◆ Information supplied ◆
-=-=-=-=-

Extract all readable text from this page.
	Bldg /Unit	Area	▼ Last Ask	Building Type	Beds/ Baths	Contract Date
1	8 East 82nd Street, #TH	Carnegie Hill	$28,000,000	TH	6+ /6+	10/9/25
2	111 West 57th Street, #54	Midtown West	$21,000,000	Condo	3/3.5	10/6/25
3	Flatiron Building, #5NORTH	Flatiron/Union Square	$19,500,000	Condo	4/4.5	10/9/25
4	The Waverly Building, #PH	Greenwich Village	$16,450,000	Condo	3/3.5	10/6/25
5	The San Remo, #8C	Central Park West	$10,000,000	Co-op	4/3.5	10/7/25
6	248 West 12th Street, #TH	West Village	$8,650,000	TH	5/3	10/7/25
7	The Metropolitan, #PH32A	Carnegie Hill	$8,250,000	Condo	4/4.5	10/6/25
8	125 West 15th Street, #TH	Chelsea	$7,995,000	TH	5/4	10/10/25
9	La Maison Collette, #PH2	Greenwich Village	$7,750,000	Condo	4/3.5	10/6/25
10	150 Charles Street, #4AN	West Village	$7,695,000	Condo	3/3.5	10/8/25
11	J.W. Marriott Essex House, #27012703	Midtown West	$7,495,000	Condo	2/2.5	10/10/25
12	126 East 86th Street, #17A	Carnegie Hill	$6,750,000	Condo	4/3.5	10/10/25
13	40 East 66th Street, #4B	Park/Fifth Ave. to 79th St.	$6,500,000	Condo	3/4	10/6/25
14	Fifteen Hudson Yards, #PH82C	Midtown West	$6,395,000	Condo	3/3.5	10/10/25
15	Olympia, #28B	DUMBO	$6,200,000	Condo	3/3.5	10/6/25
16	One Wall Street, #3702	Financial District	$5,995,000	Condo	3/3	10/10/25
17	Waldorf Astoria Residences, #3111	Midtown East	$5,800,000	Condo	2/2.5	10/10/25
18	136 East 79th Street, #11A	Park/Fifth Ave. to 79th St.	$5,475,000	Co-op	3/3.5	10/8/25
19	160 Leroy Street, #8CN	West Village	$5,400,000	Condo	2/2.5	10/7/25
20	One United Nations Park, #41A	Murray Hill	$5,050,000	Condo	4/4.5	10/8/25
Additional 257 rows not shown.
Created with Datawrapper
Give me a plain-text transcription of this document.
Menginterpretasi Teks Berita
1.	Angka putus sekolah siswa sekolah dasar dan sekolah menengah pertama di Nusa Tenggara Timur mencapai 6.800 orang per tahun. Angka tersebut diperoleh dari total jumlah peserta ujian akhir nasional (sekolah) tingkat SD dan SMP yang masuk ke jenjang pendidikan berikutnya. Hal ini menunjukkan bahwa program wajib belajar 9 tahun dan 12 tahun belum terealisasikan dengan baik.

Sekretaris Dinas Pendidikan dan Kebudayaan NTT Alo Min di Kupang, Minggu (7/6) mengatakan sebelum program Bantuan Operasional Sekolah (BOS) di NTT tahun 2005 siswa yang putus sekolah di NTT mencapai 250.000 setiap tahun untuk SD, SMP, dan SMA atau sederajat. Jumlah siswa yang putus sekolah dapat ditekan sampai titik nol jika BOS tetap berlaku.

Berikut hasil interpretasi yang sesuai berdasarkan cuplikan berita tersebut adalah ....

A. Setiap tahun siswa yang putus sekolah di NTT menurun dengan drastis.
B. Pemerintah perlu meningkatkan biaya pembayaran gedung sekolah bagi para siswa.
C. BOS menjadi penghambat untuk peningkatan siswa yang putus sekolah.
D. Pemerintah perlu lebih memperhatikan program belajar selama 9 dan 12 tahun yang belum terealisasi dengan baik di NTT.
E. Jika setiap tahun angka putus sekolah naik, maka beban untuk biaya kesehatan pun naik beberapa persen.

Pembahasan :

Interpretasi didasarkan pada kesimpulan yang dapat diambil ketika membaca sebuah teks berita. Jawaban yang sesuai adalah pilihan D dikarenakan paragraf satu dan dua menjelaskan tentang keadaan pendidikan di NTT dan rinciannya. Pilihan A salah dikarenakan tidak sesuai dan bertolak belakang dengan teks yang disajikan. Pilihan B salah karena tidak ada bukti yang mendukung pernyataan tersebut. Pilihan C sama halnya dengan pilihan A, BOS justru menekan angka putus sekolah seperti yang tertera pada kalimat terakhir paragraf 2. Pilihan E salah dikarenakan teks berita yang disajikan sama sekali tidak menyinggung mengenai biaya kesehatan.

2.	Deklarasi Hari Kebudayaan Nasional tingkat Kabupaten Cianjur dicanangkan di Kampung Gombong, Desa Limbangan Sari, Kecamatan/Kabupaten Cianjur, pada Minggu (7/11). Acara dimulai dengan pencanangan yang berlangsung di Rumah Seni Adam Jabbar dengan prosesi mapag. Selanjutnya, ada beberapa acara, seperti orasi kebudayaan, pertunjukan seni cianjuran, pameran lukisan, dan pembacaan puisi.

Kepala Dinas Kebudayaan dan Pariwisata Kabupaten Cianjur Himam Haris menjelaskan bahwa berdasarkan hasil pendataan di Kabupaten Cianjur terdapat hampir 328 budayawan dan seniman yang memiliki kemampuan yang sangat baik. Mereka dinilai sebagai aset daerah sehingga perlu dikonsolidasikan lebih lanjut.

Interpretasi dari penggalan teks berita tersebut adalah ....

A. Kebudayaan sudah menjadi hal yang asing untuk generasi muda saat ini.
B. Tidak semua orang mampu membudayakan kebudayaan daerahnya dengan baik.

-=-=-=-=-

◆ Stated exercise ◆
Copy every line of the records above that holds the word "Pemerintah".

◆ Problem solution ◆
B. Pemerintah perlu meningkatkan biaya pembayaran gedung sekolah bagi para siswa.
D. Pemerintah perlu lebih memperhatikan program belajar selama 9 dan 12 tahun yang belum terealisasi dengan baik di NTT.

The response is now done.